** Task requirements **
Below is a set of records; restate each one word for word.

....

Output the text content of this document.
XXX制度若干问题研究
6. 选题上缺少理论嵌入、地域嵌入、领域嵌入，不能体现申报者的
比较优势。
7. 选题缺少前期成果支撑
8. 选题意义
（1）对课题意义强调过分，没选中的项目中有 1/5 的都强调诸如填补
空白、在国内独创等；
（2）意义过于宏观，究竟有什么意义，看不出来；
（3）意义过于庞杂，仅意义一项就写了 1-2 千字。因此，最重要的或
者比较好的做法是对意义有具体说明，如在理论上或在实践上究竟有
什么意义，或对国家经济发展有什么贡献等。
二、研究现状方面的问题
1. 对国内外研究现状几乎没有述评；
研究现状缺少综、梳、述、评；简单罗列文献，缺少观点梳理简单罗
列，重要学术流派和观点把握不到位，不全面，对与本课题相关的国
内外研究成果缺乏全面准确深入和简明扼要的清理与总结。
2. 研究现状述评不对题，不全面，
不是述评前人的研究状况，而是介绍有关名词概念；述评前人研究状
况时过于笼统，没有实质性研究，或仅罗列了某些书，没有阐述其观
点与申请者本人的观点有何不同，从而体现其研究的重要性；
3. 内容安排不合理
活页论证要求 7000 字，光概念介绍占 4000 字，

....

** Solution to this problem **
Output the text content of this document.
XXX制度若干问题研究
6. 选题上缺少理论嵌入、地域嵌入、领域嵌入，不能体现申报者的
比较优势。
7. 选题缺少前期成果支撑
8. 选题意义
（1）对课题意义强调过分，没选中的项目中有 1/5 的都强调诸如填补
空白、在国内独创等；
（2）意义过于宏观，究竟有什么意义，看不出来；
（3）意义过于庞杂，仅意义一项就写了 1-2 千字。因此，最重要的或
者比较好的做法是对意义有具体说明，如在理论上或在实践上究竟有
什么意义，或对国家经济发展有什么贡献等。
二、研究现状方面的问题
1. 对国内外研究现状几乎没有述评；
研究现状缺少综、梳、述、评；简单罗列文献，缺少观点梳理简单罗
列，重要学术流派和观点把握不到位，不全面，对与本课题相关的国
内外研究成果缺乏全面准确深入和简明扼要的清理与总结。
2. 研究现状述评不对题，不全面，
不是述评前人的研究状况，而是介绍有关名词概念；述评前人研究状
况时过于笼统，没有实质性研究，或仅罗列了某些书，没有阐述其观
点与申请者本人的观点有何不同，从而体现其研究的重要性；
3. 内容安排不合理
活页论证要求 7000 字，光概念介绍占 4000 字，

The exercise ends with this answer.